═══ ENTRIES PROVIDED ═══

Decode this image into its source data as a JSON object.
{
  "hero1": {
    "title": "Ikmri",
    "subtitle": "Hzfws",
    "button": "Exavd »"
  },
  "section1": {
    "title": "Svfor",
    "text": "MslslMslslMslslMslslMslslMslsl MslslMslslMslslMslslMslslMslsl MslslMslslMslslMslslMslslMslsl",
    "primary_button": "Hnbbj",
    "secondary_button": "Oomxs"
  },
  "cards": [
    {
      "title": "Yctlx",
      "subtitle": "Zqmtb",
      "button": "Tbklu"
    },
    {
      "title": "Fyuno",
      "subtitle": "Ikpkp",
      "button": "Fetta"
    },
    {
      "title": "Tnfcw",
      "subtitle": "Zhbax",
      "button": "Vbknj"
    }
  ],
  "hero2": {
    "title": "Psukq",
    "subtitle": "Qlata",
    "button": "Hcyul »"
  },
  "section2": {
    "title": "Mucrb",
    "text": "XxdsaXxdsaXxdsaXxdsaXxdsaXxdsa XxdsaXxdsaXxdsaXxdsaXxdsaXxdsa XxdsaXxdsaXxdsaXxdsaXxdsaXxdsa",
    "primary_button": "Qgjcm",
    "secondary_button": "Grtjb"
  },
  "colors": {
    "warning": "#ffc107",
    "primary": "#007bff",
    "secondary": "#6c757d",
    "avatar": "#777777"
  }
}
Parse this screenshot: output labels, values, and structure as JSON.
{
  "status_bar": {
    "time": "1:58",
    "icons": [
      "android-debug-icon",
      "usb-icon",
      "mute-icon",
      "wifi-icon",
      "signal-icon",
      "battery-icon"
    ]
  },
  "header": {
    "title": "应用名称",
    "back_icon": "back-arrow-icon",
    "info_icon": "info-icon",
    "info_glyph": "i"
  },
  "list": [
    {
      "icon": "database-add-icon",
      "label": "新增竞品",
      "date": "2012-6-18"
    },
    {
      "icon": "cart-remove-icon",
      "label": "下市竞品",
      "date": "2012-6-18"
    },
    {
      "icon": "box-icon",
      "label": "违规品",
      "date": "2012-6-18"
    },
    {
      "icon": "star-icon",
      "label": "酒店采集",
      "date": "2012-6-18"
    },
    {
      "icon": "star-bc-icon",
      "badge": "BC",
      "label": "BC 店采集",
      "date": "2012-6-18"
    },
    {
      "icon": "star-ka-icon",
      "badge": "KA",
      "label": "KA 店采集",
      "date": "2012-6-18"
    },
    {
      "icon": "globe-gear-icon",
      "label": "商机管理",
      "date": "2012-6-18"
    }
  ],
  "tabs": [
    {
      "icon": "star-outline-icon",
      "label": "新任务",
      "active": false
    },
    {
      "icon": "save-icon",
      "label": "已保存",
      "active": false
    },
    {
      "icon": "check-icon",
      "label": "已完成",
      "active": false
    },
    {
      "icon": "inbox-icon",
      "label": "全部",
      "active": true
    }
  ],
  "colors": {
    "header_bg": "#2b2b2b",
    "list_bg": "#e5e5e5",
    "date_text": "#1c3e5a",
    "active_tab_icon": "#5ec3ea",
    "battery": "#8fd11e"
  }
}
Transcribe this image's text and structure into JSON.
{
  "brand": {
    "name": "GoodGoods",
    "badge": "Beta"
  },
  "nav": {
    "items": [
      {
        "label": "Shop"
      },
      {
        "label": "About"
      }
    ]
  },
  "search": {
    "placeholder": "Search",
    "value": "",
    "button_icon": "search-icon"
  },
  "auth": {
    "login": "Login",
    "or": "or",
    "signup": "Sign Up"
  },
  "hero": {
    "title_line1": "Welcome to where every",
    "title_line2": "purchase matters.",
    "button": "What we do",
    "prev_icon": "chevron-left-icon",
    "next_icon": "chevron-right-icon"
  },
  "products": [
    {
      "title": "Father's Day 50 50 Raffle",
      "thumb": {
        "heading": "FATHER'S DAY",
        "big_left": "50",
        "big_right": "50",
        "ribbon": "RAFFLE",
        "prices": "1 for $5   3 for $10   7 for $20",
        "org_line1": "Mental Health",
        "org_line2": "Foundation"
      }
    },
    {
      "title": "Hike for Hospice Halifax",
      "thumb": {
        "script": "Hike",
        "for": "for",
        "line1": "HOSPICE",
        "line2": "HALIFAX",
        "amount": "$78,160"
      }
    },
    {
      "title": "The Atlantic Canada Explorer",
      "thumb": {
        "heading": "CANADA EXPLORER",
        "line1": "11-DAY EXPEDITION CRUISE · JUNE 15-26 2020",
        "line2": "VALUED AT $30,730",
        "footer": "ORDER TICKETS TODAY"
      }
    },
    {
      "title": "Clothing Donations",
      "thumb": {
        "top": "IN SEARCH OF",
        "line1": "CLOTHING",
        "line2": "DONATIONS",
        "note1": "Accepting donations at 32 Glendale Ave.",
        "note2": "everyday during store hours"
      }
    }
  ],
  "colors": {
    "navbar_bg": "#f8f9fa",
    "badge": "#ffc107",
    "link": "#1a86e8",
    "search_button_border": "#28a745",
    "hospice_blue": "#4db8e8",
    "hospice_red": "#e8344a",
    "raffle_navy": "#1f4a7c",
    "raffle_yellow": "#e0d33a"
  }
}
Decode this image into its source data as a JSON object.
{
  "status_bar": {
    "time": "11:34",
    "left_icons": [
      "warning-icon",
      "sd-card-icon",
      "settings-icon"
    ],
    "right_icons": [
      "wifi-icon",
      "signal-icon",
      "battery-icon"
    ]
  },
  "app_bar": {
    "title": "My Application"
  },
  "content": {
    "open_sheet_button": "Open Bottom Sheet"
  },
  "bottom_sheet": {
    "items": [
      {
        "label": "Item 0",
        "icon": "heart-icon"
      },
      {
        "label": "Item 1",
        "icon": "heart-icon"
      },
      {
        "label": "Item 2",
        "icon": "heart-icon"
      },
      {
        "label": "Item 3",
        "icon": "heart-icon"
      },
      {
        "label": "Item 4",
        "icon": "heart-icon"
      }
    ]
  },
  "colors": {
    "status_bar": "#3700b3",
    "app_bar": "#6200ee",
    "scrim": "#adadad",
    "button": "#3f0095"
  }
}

═══

=== WHAT TO WORK ON ===
Repeat every record, exactly as written.

=== SOLUTION BELOW ===
Decode this image into its source data as a JSON object.
{
  "hero1": {
    "title": "Ikmri",
    "subtitle": "Hzfws",
    "button": "Exavd »"
  },
  "section1": {
    "title": "Svfor",
    "text": "MslslMslslMslslMslslMslslMslsl MslslMslslMslslMslslMslslMslsl MslslMslslMslslMslslMslslMslsl",
    "primary_button": "Hnbbj",
    "secondary_button": "Oomxs"
  },
  "cards": [
    {
      "title": "Yctlx",
      "subtitle": "Zqmtb",
      "button": "Tbklu"
    },
    {
      "title": "Fyuno",
      "subtitle": "Ikpkp",
      "button": "Fetta"
    },
    {
      "title": "Tnfcw",
      "subtitle": "Zhbax",
      "button": "Vbknj"
    }
  ],
  "hero2": {
    "title": "Psukq",
    "subtitle": "Qlata",
    "button": "Hcyul »"
  },
  "section2": {
    "title": "Mucrb",
    "text": "XxdsaXxdsaXxdsaXxdsaXxdsaXxdsa XxdsaXxdsaXxdsaXxdsaXxdsaXxdsa XxdsaXxdsaXxdsaXxdsaXxdsaXxdsa",
    "primary_button": "Qgjcm",
    "secondary_button": "Grtjb"
  },
  "colors": {
    "warning": "#ffc107",
    "primary": "#007bff",
    "secondary": "#6c757d",
    "avatar": "#777777"
  }
}
Parse this screenshot: output labels, values, and structure as JSON.
{
  "status_bar": {
    "time": "1:58",
    "icons": [
      "android-debug-icon",
      "usb-icon",
      "mute-icon",
      "wifi-icon",
      "signal-icon",
      "battery-icon"
    ]
  },
  "header": {
    "title": "应用名称",
    "back_icon": "back-arrow-icon",
    "info_icon": "info-icon",
    "info_glyph": "i"
  },
  "list": [
    {
      "icon": "database-add-icon",
      "label": "新增竞品",
      "date": "2012-6-18"
    },
    {
      "icon": "cart-remove-icon",
      "label": "下市竞品",
      "date": "2012-6-18"
    },
    {
      "icon": "box-icon",
      "label": "违规品",
      "date": "2012-6-18"
    },
    {
      "icon": "star-icon",
      "label": "酒店采集",
      "date": "2012-6-18"
    },
    {
      "icon": "star-bc-icon",
      "badge": "BC",
      "label": "BC 店采集",
      "date": "2012-6-18"
    },
    {
      "icon": "star-ka-icon",
      "badge": "KA",
      "label": "KA 店采集",
      "date": "2012-6-18"
    },
    {
      "icon": "globe-gear-icon",
      "label": "商机管理",
      "date": "2012-6-18"
    }
  ],
  "tabs": [
    {
      "icon": "star-outline-icon",
      "label": "新任务",
      "active": false
    },
    {
      "icon": "save-icon",
      "label": "已保存",
      "active": false
    },
    {
      "icon": "check-icon",
      "label": "已完成",
      "active": false
    },
    {
      "icon": "inbox-icon",
      "label": "全部",
      "active": true
    }
  ],
  "colors": {
    "header_bg": "#2b2b2b",
    "list_bg": "#e5e5e5",
    "date_text": "#1c3e5a",
    "active_tab_icon": "#5ec3ea",
    "battery": "#8fd11e"
  }
}
Transcribe this image's text and structure into JSON.
{
  "brand": {
    "name": "GoodGoods",
    "badge": "Beta"
  },
  "nav": {
    "items": [
      {
        "label": "Shop"
      },
      {
        "label": "About"
      }
    ]
  },
  "search": {
    "placeholder": "Search",
    "value": "",
    "button_icon": "search-icon"
  },
  "auth": {
    "login": "Login",
    "or": "or",
    "signup": "Sign Up"
  },
  "hero": {
    "title_line1": "Welcome to where every",
    "title_line2": "purchase matters.",
    "button": "What we do",
    "prev_icon": "chevron-left-icon",
    "next_icon": "chevron-right-icon"
  },
  "products": [
    {
      "title": "Father's Day 50 50 Raffle",
      "thumb": {
        "heading": "FATHER'S DAY",
        "big_left": "50",
        "big_right": "50",
        "ribbon": "RAFFLE",
        "prices": "1 for $5   3 for $10   7 for $20",
        "org_line1": "Mental Health",
        "org_line2": "Foundation"
      }
    },
    {
      "title": "Hike for Hospice Halifax",
      "thumb": {
        "script": "Hike",
        "for": "for",
        "line1": "HOSPICE",
        "line2": "HALIFAX",
        "amount": "$78,160"
      }
    },
    {
      "title": "The Atlantic Canada Explorer",
      "thumb": {
        "heading": "CANADA EXPLORER",
        "line1": "11-DAY EXPEDITION CRUISE · JUNE 15-26 2020",
        "line2": "VALUED AT $30,730",
        "footer": "ORDER TICKETS TODAY"
      }
    },
    {
      "title": "Clothing Donations",
      "thumb": {
        "top": "IN SEARCH OF",
        "line1": "CLOTHING",
        "line2": "DONATIONS",
        "note1": "Accepting donations at 32 Glendale Ave.",
        "note2": "everyday during store hours"
      }
    }
  ],
  "colors": {
    "navbar_bg": "#f8f9fa",
    "badge": "#ffc107",
    "link": "#1a86e8",
    "search_button_border": "#28a745",
    "hospice_blue": "#4db8e8",
    "hospice_red": "#e8344a",
    "raffle_navy": "#1f4a7c",
    "raffle_yellow": "#e0d33a"
  }
}
Decode this image into its source data as a JSON object.
{
  "status_bar": {
    "time": "11:34",
    "left_icons": [
      "warning-icon",
      "sd-card-icon",
      "settings-icon"
    ],
    "right_icons": [
      "wifi-icon",
      "signal-icon",
      "battery-icon"
    ]
  },
  "app_bar": {
    "title": "My Application"
  },
  "content": {
    "open_sheet_button": "Open Bottom Sheet"
  },
  "bottom_sheet": {
    "items": [
      {
        "label": "Item 0",
        "icon": "heart-icon"
      },
      {
        "label": "Item 1",
        "icon": "heart-icon"
      },
      {
        "label": "Item 2",
        "icon": "heart-icon"
      },
      {
        "label": "Item 3",
        "icon": "heart-icon"
      },
      {
        "label": "Item 4",
        "icon": "heart-icon"
      }
    ]
  },
  "colors": {
    "status_bar": "#3700b3",
    "app_bar": "#6200ee",
    "scrim": "#adadad",
    "button": "#3f0095"
  }
}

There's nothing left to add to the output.